(Stored records)
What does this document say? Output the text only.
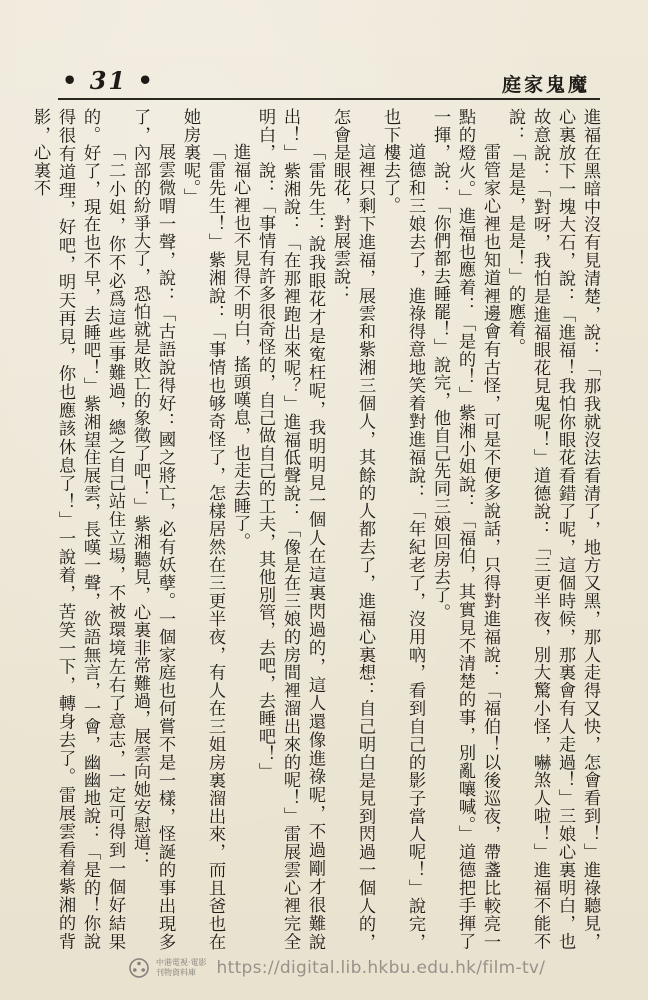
• 31 •	魔鬼家庭

進福在黑暗中沒有見清楚，說：「那我就沒法看清了，地方又黑，那人走得又快，怎會看到！」進祿聽見，心裏放下一塊大石，說：「進福！我怕你眼花看錯了呢，這個時候，那裏會有人走過！」三娘心裏明白，也故意說：「對呀，我怕是進福眼花見鬼呢！」道德說：「三更半夜，別大驚小怪，嚇煞人啦！」進福不能不說：「是是，是是！」的應着。

雷管家心裡也知道裡邊會有古怪，可是不便多說話，只得對進福說：「福伯！以後巡夜，帶盞比較亮一點的燈火。」進福也應着：「是的！」紫湘小姐說：「福伯，其實見不清楚的事，別亂嚷喊。」道德把手揮了一揮，說：「你們都去睡罷！」說完，他自己先同三娘回房去了。

道德和三娘去了，進祿得意地笑着對進福說：「年紀老了，沒用吶，看到自己的影子當人呢！」說完，也下樓去了。

這裡只剩下進福，展雲和紫湘三個人，其餘的人都去了，進福心裏想：自己明白是見到閃過一個人的，怎會是眼花，對展雲說：

「雷先生：說我眼花才是寃枉呢，我明明見一個人在這裏閃過的，這人還像進祿呢，不過剛才很難說出！」紫湘說：「在那裡跑出來呢？」進福低聲說：「像是在三娘的房間裡溜出來的呢！」雷展雲心裡完全明白，說：「事情有許多很奇怪的，自己做自己的工夫，其他別管，去吧，去睡吧！」

進福心裡也不見得不明白，搖頭嘆息，也走去睡了。

「雷先生！」紫湘說：「事情也够奇怪了，怎樣居然在三更半夜，有人在三姐房裏溜出來，而且爸也在她房裏呢。」

展雲微喟一聲，說：「古語說得好：國之將亡，必有妖孽。一個家庭也何嘗不是一樣，怪誕的事出現多了，內部的紛爭大了，恐怕就是敗亡的象徵了吧！」紫湘聽見，心裏非常難過，展雲向她安慰道：

「二小姐，你不必爲這些事難過，總之自己站住立場，不被環境左右了意志，一定可得到一個好結果的。好了，現在也不早，去睡吧！」紫湘望住展雲，長嘆一聲，欲語無言，一會，幽幽地說：「是的！你說得很有道理，好吧，明天再見，你也應該休息了！」一說着，苦笑一下，轉身去了。雷展雲看着紫湘的背影，心裏不

中港電視·電影
刊物資料庫	https://digital.lib.hkbu.edu.hk/film-tv/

Task directions
Write the records out once more, exactly as they appear, with no pictures.

Worked answer
What does this document say? Output the text only.
• 31 •	魔鬼家庭

進福在黑暗中沒有見清楚，說：「那我就沒法看清了，地方又黑，那人走得又快，怎會看到！」進祿聽見，心裏放下一塊大石，說：「進福！我怕你眼花看錯了呢，這個時候，那裏會有人走過！」三娘心裏明白，也故意說：「對呀，我怕是進福眼花見鬼呢！」道德說：「三更半夜，別大驚小怪，嚇煞人啦！」進福不能不說：「是是，是是！」的應着。

雷管家心裡也知道裡邊會有古怪，可是不便多說話，只得對進福說：「福伯！以後巡夜，帶盞比較亮一點的燈火。」進福也應着：「是的！」紫湘小姐說：「福伯，其實見不清楚的事，別亂嚷喊。」道德把手揮了一揮，說：「你們都去睡罷！」說完，他自己先同三娘回房去了。

道德和三娘去了，進祿得意地笑着對進福說：「年紀老了，沒用吶，看到自己的影子當人呢！」說完，也下樓去了。

這裡只剩下進福，展雲和紫湘三個人，其餘的人都去了，進福心裏想：自己明白是見到閃過一個人的，怎會是眼花，對展雲說：

「雷先生：說我眼花才是寃枉呢，我明明見一個人在這裏閃過的，這人還像進祿呢，不過剛才很難說出！」紫湘說：「在那裡跑出來呢？」進福低聲說：「像是在三娘的房間裡溜出來的呢！」雷展雲心裡完全明白，說：「事情有許多很奇怪的，自己做自己的工夫，其他別管，去吧，去睡吧！」

進福心裡也不見得不明白，搖頭嘆息，也走去睡了。

「雷先生！」紫湘說：「事情也够奇怪了，怎樣居然在三更半夜，有人在三姐房裏溜出來，而且爸也在她房裏呢。」

展雲微喟一聲，說：「古語說得好：國之將亡，必有妖孽。一個家庭也何嘗不是一樣，怪誕的事出現多了，內部的紛爭大了，恐怕就是敗亡的象徵了吧！」紫湘聽見，心裏非常難過，展雲向她安慰道：

「二小姐，你不必爲這些事難過，總之自己站住立場，不被環境左右了意志，一定可得到一個好結果的。好了，現在也不早，去睡吧！」紫湘望住展雲，長嘆一聲，欲語無言，一會，幽幽地說：「是的！你說得很有道理，好吧，明天再見，你也應該休息了！」一說着，苦笑一下，轉身去了。雷展雲看着紫湘的背影，心裏不

中港電視·電影
刊物資料庫	https://digital.lib.hkbu.edu.hk/film-tv/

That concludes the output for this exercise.